======== Records for the exercise

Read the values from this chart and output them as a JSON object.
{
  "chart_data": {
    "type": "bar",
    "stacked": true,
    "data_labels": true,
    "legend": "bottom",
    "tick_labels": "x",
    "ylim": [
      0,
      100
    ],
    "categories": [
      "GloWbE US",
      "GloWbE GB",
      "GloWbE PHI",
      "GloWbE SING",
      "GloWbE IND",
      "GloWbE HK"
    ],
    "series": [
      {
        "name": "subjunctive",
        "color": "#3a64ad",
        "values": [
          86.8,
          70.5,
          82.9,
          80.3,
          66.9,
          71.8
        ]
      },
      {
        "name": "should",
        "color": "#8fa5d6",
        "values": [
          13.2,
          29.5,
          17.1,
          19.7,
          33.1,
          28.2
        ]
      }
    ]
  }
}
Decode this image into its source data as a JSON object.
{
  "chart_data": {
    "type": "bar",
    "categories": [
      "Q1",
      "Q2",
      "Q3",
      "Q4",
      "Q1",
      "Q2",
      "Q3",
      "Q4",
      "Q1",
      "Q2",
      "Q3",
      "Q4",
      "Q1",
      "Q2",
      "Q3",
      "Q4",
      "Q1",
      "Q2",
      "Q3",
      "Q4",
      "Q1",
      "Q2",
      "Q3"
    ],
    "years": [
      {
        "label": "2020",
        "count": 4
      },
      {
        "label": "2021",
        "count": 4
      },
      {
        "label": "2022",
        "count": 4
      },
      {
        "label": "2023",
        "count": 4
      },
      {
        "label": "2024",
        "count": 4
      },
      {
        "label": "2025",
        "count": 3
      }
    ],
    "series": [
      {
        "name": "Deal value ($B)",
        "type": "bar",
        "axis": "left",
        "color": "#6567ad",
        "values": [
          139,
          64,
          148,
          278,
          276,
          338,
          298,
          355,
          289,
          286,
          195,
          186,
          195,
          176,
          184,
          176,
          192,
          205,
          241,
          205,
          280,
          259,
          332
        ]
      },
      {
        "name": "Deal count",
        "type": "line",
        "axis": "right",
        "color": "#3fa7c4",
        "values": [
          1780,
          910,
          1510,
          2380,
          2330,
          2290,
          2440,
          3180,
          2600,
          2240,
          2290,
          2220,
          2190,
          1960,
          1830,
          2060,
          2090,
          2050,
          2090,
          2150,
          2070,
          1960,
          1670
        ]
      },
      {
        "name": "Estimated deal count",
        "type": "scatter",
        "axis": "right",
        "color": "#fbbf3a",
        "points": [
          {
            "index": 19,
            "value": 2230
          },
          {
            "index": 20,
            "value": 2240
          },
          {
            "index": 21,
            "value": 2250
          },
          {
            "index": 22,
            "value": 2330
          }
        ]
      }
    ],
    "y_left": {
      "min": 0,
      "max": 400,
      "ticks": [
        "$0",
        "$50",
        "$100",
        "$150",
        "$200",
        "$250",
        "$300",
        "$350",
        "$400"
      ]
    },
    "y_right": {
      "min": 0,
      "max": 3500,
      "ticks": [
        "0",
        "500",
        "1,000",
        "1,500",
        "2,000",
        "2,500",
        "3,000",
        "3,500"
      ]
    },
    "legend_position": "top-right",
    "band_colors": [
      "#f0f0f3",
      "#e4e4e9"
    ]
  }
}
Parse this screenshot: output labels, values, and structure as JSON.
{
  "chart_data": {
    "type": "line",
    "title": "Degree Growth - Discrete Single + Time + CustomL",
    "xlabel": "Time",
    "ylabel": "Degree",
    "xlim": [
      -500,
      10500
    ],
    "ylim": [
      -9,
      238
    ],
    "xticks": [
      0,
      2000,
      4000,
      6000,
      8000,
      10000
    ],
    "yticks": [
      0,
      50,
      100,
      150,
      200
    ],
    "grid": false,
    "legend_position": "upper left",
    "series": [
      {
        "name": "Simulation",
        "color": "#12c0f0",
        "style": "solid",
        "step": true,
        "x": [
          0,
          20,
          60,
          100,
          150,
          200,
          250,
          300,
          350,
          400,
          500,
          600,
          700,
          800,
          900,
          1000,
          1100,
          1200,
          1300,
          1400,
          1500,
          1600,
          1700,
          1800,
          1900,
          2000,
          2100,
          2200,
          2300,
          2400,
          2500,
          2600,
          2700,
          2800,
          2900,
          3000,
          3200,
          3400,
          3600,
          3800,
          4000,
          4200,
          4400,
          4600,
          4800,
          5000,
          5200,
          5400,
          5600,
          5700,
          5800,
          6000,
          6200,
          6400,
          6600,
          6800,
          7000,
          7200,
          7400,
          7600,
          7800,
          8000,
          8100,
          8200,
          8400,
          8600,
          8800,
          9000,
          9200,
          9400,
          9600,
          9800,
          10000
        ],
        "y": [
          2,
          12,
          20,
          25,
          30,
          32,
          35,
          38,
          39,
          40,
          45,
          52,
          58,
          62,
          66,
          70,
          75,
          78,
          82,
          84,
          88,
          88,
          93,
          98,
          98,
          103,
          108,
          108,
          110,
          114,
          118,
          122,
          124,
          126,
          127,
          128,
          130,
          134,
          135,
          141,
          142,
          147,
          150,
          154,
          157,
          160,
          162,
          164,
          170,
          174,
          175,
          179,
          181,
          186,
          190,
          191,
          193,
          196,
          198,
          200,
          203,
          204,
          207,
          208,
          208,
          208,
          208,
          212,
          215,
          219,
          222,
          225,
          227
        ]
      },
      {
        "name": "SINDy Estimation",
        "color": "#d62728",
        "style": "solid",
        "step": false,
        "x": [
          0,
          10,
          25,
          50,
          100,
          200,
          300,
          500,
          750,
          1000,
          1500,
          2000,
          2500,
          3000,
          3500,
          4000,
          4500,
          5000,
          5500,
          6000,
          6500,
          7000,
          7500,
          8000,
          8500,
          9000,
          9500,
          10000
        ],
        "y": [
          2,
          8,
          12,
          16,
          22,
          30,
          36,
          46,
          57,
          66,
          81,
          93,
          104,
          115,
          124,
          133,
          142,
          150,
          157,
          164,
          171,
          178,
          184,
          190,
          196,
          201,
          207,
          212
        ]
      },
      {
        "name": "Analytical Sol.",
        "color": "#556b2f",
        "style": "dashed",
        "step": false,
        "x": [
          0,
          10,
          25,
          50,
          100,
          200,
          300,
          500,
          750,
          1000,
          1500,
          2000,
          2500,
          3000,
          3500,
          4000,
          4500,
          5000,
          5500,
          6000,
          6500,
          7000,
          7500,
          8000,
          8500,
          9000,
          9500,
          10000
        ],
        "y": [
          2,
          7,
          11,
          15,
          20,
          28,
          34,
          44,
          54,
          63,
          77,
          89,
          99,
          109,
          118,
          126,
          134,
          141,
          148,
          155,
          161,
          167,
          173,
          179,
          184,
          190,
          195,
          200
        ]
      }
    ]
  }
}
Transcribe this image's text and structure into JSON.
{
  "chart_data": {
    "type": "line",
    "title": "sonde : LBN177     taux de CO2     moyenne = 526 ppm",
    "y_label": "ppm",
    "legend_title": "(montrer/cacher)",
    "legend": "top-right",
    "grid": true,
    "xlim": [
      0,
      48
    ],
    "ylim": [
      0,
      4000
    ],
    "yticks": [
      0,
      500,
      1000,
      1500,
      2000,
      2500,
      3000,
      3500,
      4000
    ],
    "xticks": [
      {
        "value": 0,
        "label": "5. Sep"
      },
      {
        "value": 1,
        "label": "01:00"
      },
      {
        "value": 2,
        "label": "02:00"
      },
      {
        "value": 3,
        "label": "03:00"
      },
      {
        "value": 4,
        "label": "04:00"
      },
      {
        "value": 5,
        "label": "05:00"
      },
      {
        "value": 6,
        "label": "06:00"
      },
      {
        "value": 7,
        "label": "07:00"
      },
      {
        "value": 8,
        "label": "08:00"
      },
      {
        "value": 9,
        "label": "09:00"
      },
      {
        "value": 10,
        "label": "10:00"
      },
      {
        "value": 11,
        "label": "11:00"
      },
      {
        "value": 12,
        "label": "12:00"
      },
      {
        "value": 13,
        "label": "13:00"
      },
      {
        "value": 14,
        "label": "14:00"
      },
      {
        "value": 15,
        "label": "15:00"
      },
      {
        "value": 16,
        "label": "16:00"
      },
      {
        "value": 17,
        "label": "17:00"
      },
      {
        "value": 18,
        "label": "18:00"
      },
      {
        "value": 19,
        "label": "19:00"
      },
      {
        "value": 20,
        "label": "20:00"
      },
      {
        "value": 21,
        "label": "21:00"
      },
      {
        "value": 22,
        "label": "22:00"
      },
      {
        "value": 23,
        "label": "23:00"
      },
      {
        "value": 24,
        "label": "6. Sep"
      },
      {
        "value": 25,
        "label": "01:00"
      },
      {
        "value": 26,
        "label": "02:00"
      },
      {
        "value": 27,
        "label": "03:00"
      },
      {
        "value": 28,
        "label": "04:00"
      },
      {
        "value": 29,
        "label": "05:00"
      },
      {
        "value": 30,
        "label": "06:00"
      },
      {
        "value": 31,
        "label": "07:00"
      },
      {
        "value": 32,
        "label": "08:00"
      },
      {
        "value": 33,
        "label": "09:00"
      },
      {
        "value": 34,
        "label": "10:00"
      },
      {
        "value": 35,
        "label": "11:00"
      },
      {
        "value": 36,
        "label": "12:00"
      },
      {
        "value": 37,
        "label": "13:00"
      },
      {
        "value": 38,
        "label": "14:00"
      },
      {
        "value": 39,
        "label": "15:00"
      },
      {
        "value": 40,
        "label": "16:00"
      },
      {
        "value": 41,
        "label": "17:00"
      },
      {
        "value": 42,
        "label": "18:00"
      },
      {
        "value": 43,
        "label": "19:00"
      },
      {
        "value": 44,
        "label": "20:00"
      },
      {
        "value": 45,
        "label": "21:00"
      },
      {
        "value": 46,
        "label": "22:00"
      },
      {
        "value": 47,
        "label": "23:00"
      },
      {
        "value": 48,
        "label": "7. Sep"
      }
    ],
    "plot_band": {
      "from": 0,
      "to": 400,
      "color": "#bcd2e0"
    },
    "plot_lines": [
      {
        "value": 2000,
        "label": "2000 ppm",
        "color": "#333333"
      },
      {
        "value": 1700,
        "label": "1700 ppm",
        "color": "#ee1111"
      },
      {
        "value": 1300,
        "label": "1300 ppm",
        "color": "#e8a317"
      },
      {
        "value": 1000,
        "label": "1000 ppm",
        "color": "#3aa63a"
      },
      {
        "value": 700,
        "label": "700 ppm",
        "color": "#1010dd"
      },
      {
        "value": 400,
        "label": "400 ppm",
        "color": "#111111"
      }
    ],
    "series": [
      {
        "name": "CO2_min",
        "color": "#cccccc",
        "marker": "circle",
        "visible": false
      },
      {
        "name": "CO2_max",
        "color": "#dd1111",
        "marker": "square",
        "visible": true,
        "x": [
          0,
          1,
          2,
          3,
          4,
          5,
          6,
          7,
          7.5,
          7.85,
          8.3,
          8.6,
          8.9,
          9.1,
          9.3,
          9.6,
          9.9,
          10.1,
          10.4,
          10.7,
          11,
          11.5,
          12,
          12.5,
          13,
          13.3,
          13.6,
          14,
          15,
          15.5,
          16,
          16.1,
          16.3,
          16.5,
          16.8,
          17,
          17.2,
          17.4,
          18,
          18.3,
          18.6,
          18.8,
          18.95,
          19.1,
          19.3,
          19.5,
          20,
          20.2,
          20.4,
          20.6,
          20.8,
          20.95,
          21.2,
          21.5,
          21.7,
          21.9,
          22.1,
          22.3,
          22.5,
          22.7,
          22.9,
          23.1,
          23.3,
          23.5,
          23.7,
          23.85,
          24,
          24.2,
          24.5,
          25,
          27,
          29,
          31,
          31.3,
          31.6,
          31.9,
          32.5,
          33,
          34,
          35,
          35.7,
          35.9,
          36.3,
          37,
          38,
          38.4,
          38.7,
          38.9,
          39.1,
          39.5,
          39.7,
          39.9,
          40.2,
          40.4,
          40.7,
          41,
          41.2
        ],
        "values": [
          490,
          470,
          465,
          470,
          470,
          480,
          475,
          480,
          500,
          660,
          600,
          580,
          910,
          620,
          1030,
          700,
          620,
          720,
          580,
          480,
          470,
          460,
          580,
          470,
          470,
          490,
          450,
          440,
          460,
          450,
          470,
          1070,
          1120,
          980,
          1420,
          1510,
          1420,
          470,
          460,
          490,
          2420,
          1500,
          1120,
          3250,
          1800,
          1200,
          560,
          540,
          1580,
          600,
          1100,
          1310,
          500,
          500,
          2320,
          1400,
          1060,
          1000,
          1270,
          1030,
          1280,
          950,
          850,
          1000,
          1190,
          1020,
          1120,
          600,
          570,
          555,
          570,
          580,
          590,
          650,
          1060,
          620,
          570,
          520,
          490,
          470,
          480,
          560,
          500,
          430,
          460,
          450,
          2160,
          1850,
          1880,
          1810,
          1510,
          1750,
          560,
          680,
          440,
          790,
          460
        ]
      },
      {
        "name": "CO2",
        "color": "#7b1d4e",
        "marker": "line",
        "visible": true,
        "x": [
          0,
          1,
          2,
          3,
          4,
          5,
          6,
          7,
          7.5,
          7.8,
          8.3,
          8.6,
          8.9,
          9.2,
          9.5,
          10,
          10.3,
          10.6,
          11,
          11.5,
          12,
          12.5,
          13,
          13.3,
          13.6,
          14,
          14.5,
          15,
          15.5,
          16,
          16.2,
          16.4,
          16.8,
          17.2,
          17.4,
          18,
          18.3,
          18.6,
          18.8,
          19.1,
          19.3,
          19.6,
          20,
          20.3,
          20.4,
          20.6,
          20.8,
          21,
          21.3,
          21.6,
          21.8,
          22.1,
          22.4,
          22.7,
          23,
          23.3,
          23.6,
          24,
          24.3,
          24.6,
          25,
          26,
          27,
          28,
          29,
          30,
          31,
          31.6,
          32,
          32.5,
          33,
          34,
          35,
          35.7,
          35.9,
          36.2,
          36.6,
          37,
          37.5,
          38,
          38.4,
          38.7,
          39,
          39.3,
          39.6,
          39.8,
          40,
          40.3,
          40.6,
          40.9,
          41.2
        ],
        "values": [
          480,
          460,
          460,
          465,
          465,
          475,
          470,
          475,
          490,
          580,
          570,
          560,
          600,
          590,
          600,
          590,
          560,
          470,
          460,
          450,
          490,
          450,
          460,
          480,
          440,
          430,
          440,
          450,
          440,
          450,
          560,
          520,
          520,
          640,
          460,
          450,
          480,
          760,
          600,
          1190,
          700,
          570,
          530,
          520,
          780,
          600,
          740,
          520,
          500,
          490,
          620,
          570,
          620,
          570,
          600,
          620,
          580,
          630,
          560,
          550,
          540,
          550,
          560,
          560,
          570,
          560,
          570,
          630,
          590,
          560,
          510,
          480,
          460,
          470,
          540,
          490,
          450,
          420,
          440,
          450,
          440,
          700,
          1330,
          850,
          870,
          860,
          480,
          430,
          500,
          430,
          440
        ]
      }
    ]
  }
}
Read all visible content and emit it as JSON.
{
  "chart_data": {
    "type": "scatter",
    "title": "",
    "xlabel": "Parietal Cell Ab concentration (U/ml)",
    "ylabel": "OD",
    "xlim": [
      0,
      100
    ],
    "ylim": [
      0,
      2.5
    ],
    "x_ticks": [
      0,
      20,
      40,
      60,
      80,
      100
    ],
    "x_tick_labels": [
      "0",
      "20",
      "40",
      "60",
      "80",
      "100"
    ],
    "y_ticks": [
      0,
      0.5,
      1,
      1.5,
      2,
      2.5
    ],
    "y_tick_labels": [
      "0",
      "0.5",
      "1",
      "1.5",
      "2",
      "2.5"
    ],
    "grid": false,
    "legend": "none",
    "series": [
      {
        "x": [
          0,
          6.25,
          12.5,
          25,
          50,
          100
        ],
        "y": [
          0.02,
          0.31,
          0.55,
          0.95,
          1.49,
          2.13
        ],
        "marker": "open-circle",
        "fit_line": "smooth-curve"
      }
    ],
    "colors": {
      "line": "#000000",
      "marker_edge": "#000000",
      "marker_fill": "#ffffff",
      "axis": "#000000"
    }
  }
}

================

* [Given instruction]: Figure out how many lines of the data above include "Read", then give the number and nothing more.

* [Response]: 2